§ Zadanie:
Przepisz wszystkie poniższe wpisy, zamieniając w nich „checkmark-icon” na „check-icon”, a resztę pozostaw bez zmian.

++++ Dane wejściowe

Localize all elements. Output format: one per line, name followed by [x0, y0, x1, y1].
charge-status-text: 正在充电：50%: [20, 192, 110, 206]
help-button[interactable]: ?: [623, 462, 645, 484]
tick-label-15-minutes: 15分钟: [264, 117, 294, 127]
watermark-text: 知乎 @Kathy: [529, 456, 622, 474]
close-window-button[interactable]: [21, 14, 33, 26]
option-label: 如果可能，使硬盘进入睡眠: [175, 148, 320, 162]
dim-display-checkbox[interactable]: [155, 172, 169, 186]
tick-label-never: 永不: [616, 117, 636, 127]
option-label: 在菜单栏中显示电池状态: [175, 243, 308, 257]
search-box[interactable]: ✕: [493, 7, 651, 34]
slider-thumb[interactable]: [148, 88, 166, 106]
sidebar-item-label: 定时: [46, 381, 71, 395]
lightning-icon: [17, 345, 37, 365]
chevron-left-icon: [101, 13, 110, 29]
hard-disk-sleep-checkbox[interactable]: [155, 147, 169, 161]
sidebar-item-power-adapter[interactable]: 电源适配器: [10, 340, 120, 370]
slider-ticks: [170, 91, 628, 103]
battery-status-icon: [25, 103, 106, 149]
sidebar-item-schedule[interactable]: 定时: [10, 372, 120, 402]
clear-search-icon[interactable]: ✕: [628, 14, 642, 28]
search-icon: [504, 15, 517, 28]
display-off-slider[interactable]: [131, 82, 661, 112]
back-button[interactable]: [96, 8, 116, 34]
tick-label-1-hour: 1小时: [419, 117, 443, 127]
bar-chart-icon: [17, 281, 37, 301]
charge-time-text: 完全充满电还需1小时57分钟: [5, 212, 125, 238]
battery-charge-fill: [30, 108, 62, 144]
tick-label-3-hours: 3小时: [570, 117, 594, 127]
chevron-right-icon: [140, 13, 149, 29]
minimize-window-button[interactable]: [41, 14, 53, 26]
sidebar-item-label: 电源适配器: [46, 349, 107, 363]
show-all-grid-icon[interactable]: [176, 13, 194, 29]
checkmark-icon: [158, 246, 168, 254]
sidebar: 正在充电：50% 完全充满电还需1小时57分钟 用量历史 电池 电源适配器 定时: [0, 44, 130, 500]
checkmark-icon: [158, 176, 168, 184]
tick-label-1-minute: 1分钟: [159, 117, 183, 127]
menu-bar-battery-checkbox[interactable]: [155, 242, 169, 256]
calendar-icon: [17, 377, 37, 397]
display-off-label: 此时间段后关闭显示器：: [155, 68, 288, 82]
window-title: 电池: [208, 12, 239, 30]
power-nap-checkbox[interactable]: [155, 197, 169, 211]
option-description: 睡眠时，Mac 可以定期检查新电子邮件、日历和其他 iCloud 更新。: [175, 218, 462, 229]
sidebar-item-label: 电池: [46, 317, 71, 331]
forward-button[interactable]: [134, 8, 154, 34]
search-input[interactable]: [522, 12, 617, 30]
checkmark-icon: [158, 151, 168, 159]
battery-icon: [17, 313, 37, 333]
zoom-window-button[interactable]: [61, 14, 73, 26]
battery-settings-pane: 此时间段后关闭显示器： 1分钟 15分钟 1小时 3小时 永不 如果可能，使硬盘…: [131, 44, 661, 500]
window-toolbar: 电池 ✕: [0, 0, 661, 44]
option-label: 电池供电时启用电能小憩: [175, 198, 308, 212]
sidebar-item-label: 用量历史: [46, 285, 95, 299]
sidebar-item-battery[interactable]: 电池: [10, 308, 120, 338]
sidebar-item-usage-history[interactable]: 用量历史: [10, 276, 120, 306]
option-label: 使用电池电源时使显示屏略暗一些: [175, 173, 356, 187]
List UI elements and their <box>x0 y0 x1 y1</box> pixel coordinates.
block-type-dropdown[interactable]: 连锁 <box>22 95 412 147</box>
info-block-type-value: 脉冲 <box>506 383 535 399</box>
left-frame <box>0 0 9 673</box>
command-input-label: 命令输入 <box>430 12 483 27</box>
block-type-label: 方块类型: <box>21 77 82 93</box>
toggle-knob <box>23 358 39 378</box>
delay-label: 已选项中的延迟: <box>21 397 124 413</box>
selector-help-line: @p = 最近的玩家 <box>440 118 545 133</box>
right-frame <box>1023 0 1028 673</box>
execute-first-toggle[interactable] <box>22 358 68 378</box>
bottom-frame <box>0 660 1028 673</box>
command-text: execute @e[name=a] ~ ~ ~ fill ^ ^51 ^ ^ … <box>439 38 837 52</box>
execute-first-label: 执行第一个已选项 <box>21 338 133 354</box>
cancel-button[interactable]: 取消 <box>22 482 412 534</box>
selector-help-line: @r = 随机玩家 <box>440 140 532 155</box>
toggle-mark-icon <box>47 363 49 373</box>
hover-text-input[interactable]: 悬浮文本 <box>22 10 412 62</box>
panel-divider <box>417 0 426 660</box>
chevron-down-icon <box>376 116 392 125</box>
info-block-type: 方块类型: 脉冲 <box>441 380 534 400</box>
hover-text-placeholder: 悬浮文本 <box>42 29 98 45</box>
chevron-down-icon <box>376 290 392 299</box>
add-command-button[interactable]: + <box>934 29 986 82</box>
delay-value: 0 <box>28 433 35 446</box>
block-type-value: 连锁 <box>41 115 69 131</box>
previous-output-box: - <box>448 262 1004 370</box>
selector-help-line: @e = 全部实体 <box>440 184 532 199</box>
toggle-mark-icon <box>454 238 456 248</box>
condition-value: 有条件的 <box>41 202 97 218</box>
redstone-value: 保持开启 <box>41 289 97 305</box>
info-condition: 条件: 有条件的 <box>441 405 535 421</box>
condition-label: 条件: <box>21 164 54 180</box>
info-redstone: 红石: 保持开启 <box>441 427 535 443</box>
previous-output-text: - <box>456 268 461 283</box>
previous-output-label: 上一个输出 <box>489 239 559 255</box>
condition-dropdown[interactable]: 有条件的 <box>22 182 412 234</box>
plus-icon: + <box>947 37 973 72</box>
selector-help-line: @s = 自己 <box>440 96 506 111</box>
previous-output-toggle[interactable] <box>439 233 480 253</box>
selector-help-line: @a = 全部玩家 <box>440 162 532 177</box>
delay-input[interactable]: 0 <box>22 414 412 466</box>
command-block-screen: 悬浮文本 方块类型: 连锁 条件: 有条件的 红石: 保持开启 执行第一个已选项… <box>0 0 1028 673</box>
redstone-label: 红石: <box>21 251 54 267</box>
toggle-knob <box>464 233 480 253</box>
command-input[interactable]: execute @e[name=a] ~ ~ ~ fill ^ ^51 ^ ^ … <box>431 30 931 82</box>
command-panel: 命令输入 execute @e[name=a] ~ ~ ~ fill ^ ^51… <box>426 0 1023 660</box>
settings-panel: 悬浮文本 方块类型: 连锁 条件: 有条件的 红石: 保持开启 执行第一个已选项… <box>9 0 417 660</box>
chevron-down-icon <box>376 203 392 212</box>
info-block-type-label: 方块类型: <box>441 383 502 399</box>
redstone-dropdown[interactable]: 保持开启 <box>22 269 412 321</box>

++++++++

§ Odpowiedź:
Localize all elements. Output format: one per line, name followed by [x0, y0, x1, y1].
charge-status-text: 正在充电：50%: [20, 192, 110, 206]
help-button[interactable]: ?: [623, 462, 645, 484]
tick-label-15-minutes: 15分钟: [264, 117, 294, 127]
watermark-text: 知乎 @Kathy: [529, 456, 622, 474]
close-window-button[interactable]: [21, 14, 33, 26]
option-label: 如果可能，使硬盘进入睡眠: [175, 148, 320, 162]
dim-display-checkbox[interactable]: [155, 172, 169, 186]
tick-label-never: 永不: [616, 117, 636, 127]
option-label: 在菜单栏中显示电池状态: [175, 243, 308, 257]
search-box[interactable]: ✕: [493, 7, 651, 34]
slider-thumb[interactable]: [148, 88, 166, 106]
sidebar-item-label: 定时: [46, 381, 71, 395]
lightning-icon: [17, 345, 37, 365]
chevron-left-icon: [101, 13, 110, 29]
hard-disk-sleep-checkbox[interactable]: [155, 147, 169, 161]
sidebar-item-power-adapter[interactable]: 电源适配器: [10, 340, 120, 370]
slider-ticks: [170, 91, 628, 103]
battery-status-icon: [25, 103, 106, 149]
sidebar-item-schedule[interactable]: 定时: [10, 372, 120, 402]
clear-search-icon[interactable]: ✕: [628, 14, 642, 28]
search-icon: [504, 15, 517, 28]
display-off-slider[interactable]: [131, 82, 661, 112]
back-button[interactable]: [96, 8, 116, 34]
tick-label-1-hour: 1小时: [419, 117, 443, 127]
bar-chart-icon: [17, 281, 37, 301]
charge-time-text: 完全充满电还需1小时57分钟: [5, 212, 125, 238]
battery-charge-fill: [30, 108, 62, 144]
tick-label-3-hours: 3小时: [570, 117, 594, 127]
chevron-right-icon: [140, 13, 149, 29]
minimize-window-button[interactable]: [41, 14, 53, 26]
sidebar-item-label: 电源适配器: [46, 349, 107, 363]
show-all-grid-icon[interactable]: [176, 13, 194, 29]
check-icon: [158, 246, 168, 254]
sidebar: 正在充电：50% 完全充满电还需1小时57分钟 用量历史 电池 电源适配器 定时: [0, 44, 130, 500]
check-icon: [158, 176, 168, 184]
tick-label-1-minute: 1分钟: [159, 117, 183, 127]
menu-bar-battery-checkbox[interactable]: [155, 242, 169, 256]
calendar-icon: [17, 377, 37, 397]
display-off-label: 此时间段后关闭显示器：: [155, 68, 288, 82]
window-title: 电池: [208, 12, 239, 30]
power-nap-checkbox[interactable]: [155, 197, 169, 211]
option-description: 睡眠时，Mac 可以定期检查新电子邮件、日历和其他 iCloud 更新。: [175, 218, 462, 229]
sidebar-item-label: 电池: [46, 317, 71, 331]
forward-button[interactable]: [134, 8, 154, 34]
search-input[interactable]: [522, 12, 617, 30]
check-icon: [158, 151, 168, 159]
battery-icon: [17, 313, 37, 333]
zoom-window-button[interactable]: [61, 14, 73, 26]
battery-settings-pane: 此时间段后关闭显示器： 1分钟 15分钟 1小时 3小时 永不 如果可能，使硬盘…: [131, 44, 661, 500]
window-toolbar: 电池 ✕: [0, 0, 661, 44]
option-label: 电池供电时启用电能小憩: [175, 198, 308, 212]
sidebar-item-label: 用量历史: [46, 285, 95, 299]
sidebar-item-battery[interactable]: 电池: [10, 308, 120, 338]
sidebar-item-usage-history[interactable]: 用量历史: [10, 276, 120, 306]
option-label: 使用电池电源时使显示屏略暗一些: [175, 173, 356, 187]
List UI elements and their <box>x0 y0 x1 y1</box> pixel coordinates.
block-type-dropdown[interactable]: 连锁 <box>22 95 412 147</box>
info-block-type-value: 脉冲 <box>506 383 535 399</box>
left-frame <box>0 0 9 673</box>
command-input-label: 命令输入 <box>430 12 483 27</box>
block-type-label: 方块类型: <box>21 77 82 93</box>
toggle-knob <box>23 358 39 378</box>
delay-label: 已选项中的延迟: <box>21 397 124 413</box>
selector-help-line: @p = 最近的玩家 <box>440 118 545 133</box>
right-frame <box>1023 0 1028 673</box>
execute-first-toggle[interactable] <box>22 358 68 378</box>
bottom-frame <box>0 660 1028 673</box>
command-text: execute @e[name=a] ~ ~ ~ fill ^ ^51 ^ ^ … <box>439 38 837 52</box>
execute-first-label: 执行第一个已选项 <box>21 338 133 354</box>
cancel-button[interactable]: 取消 <box>22 482 412 534</box>
selector-help-line: @r = 随机玩家 <box>440 140 532 155</box>
toggle-mark-icon <box>47 363 49 373</box>
hover-text-input[interactable]: 悬浮文本 <box>22 10 412 62</box>
panel-divider <box>417 0 426 660</box>
chevron-down-icon <box>376 116 392 125</box>
info-block-type: 方块类型: 脉冲 <box>441 380 534 400</box>
hover-text-placeholder: 悬浮文本 <box>42 29 98 45</box>
chevron-down-icon <box>376 290 392 299</box>
add-command-button[interactable]: + <box>934 29 986 82</box>
delay-value: 0 <box>28 433 35 446</box>
block-type-value: 连锁 <box>41 115 69 131</box>
previous-output-box: - <box>448 262 1004 370</box>
selector-help-line: @e = 全部实体 <box>440 184 532 199</box>
toggle-mark-icon <box>454 238 456 248</box>
condition-value: 有条件的 <box>41 202 97 218</box>
redstone-value: 保持开启 <box>41 289 97 305</box>
info-condition: 条件: 有条件的 <box>441 405 535 421</box>
condition-label: 条件: <box>21 164 54 180</box>
info-redstone: 红石: 保持开启 <box>441 427 535 443</box>
previous-output-text: - <box>456 268 461 283</box>
previous-output-label: 上一个输出 <box>489 239 559 255</box>
condition-dropdown[interactable]: 有条件的 <box>22 182 412 234</box>
plus-icon: + <box>947 37 973 72</box>
selector-help-line: @s = 自己 <box>440 96 506 111</box>
previous-output-toggle[interactable] <box>439 233 480 253</box>
selector-help-line: @a = 全部玩家 <box>440 162 532 177</box>
delay-input[interactable]: 0 <box>22 414 412 466</box>
command-block-screen: 悬浮文本 方块类型: 连锁 条件: 有条件的 红石: 保持开启 执行第一个已选项… <box>0 0 1028 673</box>
redstone-label: 红石: <box>21 251 54 267</box>
toggle-knob <box>464 233 480 253</box>
command-input[interactable]: execute @e[name=a] ~ ~ ~ fill ^ ^51 ^ ^ … <box>431 30 931 82</box>
command-panel: 命令输入 execute @e[name=a] ~ ~ ~ fill ^ ^51… <box>426 0 1023 660</box>
settings-panel: 悬浮文本 方块类型: 连锁 条件: 有条件的 红石: 保持开启 执行第一个已选项… <box>9 0 417 660</box>
chevron-down-icon <box>376 203 392 212</box>
info-block-type-label: 方块类型: <box>441 383 502 399</box>
redstone-dropdown[interactable]: 保持开启 <box>22 269 412 321</box>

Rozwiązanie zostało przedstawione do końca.